── DATA PROVIDED
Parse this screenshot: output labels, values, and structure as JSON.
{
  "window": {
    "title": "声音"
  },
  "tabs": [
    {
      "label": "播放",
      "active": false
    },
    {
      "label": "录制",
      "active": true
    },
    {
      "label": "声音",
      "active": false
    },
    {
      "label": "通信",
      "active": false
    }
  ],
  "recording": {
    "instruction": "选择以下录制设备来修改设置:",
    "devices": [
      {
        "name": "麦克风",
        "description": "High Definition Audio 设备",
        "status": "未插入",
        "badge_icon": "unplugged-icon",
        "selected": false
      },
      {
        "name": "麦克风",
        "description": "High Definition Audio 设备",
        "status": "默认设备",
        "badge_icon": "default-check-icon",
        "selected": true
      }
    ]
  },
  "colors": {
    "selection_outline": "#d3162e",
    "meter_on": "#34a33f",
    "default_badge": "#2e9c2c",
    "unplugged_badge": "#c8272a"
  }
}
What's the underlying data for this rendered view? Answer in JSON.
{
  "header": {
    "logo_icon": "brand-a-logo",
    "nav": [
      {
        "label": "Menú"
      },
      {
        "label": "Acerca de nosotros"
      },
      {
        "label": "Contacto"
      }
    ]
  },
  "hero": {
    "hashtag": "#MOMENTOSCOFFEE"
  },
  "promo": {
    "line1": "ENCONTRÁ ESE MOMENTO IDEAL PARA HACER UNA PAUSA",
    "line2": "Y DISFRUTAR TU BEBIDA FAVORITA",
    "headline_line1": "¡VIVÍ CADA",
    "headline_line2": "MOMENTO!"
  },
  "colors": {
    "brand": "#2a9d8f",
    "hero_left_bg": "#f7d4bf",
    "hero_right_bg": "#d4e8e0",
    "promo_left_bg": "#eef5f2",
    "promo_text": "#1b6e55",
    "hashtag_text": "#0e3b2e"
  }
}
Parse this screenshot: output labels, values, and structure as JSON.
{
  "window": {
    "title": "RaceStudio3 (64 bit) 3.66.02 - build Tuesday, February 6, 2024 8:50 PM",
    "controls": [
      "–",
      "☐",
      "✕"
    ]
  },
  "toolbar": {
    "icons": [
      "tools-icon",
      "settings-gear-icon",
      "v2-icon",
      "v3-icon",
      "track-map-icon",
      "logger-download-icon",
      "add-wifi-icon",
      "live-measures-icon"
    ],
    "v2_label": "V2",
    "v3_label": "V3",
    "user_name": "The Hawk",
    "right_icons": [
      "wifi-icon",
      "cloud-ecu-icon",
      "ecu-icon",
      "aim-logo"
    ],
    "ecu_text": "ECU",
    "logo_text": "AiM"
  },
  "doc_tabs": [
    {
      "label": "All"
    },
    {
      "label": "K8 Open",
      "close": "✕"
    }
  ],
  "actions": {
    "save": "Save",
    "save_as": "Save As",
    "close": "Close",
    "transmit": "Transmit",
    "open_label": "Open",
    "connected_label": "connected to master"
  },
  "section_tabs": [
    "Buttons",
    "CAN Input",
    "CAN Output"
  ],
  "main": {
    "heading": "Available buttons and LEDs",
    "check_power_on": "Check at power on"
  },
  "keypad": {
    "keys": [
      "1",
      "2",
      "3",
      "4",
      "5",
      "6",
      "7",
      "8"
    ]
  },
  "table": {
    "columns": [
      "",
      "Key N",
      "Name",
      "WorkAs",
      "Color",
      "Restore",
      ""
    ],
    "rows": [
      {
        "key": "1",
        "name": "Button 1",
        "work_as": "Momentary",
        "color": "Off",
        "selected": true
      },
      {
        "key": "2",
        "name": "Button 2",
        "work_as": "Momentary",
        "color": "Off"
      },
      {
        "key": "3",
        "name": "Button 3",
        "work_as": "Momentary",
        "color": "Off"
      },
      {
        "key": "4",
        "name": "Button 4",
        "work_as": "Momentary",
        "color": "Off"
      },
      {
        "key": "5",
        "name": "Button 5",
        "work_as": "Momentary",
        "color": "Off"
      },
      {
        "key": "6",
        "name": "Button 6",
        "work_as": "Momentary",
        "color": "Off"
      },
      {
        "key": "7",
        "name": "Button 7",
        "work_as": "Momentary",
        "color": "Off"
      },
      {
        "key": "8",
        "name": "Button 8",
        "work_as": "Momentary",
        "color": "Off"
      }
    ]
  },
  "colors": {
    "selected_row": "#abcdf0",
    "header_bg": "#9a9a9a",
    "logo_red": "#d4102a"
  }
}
────
• _TASK REQUIREMENTS_: Print every record exactly as it was given.

• _THE OUTPUT_:
Parse this screenshot: output labels, values, and structure as JSON.
{
  "window": {
    "title": "声音"
  },
  "tabs": [
    {
      "label": "播放",
      "active": false
    },
    {
      "label": "录制",
      "active": true
    },
    {
      "label": "声音",
      "active": false
    },
    {
      "label": "通信",
      "active": false
    }
  ],
  "recording": {
    "instruction": "选择以下录制设备来修改设置:",
    "devices": [
      {
        "name": "麦克风",
        "description": "High Definition Audio 设备",
        "status": "未插入",
        "badge_icon": "unplugged-icon",
        "selected": false
      },
      {
        "name": "麦克风",
        "description": "High Definition Audio 设备",
        "status": "默认设备",
        "badge_icon": "default-check-icon",
        "selected": true
      }
    ]
  },
  "colors": {
    "selection_outline": "#d3162e",
    "meter_on": "#34a33f",
    "default_badge": "#2e9c2c",
    "unplugged_badge": "#c8272a"
  }
}
What's the underlying data for this rendered view? Answer in JSON.
{
  "header": {
    "logo_icon": "brand-a-logo",
    "nav": [
      {
        "label": "Menú"
      },
      {
        "label": "Acerca de nosotros"
      },
      {
        "label": "Contacto"
      }
    ]
  },
  "hero": {
    "hashtag": "#MOMENTOSCOFFEE"
  },
  "promo": {
    "line1": "ENCONTRÁ ESE MOMENTO IDEAL PARA HACER UNA PAUSA",
    "line2": "Y DISFRUTAR TU BEBIDA FAVORITA",
    "headline_line1": "¡VIVÍ CADA",
    "headline_line2": "MOMENTO!"
  },
  "colors": {
    "brand": "#2a9d8f",
    "hero_left_bg": "#f7d4bf",
    "hero_right_bg": "#d4e8e0",
    "promo_left_bg": "#eef5f2",
    "promo_text": "#1b6e55",
    "hashtag_text": "#0e3b2e"
  }
}
Parse this screenshot: output labels, values, and structure as JSON.
{
  "window": {
    "title": "RaceStudio3 (64 bit) 3.66.02 - build Tuesday, February 6, 2024 8:50 PM",
    "controls": [
      "–",
      "☐",
      "✕"
    ]
  },
  "toolbar": {
    "icons": [
      "tools-icon",
      "settings-gear-icon",
      "v2-icon",
      "v3-icon",
      "track-map-icon",
      "logger-download-icon",
      "add-wifi-icon",
      "live-measures-icon"
    ],
    "v2_label": "V2",
    "v3_label": "V3",
    "user_name": "The Hawk",
    "right_icons": [
      "wifi-icon",
      "cloud-ecu-icon",
      "ecu-icon",
      "aim-logo"
    ],
    "ecu_text": "ECU",
    "logo_text": "AiM"
  },
  "doc_tabs": [
    {
      "label": "All"
    },
    {
      "label": "K8 Open",
      "close": "✕"
    }
  ],
  "actions": {
    "save": "Save",
    "save_as": "Save As",
    "close": "Close",
    "transmit": "Transmit",
    "open_label": "Open",
    "connected_label": "connected to master"
  },
  "section_tabs": [
    "Buttons",
    "CAN Input",
    "CAN Output"
  ],
  "main": {
    "heading": "Available buttons and LEDs",
    "check_power_on": "Check at power on"
  },
  "keypad": {
    "keys": [
      "1",
      "2",
      "3",
      "4",
      "5",
      "6",
      "7",
      "8"
    ]
  },
  "table": {
    "columns": [
      "",
      "Key N",
      "Name",
      "WorkAs",
      "Color",
      "Restore",
      ""
    ],
    "rows": [
      {
        "key": "1",
        "name": "Button 1",
        "work_as": "Momentary",
        "color": "Off",
        "selected": true
      },
      {
        "key": "2",
        "name": "Button 2",
        "work_as": "Momentary",
        "color": "Off"
      },
      {
        "key": "3",
        "name": "Button 3",
        "work_as": "Momentary",
        "color": "Off"
      },
      {
        "key": "4",
        "name": "Button 4",
        "work_as": "Momentary",
        "color": "Off"
      },
      {
        "key": "5",
        "name": "Button 5",
        "work_as": "Momentary",
        "color": "Off"
      },
      {
        "key": "6",
        "name": "Button 6",
        "work_as": "Momentary",
        "color": "Off"
      },
      {
        "key": "7",
        "name": "Button 7",
        "work_as": "Momentary",
        "color": "Off"
      },
      {
        "key": "8",
        "name": "Button 8",
        "work_as": "Momentary",
        "color": "Off"
      }
    ]
  },
  "colors": {
    "selected_row": "#abcdf0",
    "header_bg": "#9a9a9a",
    "logo_red": "#d4102a"
  }
}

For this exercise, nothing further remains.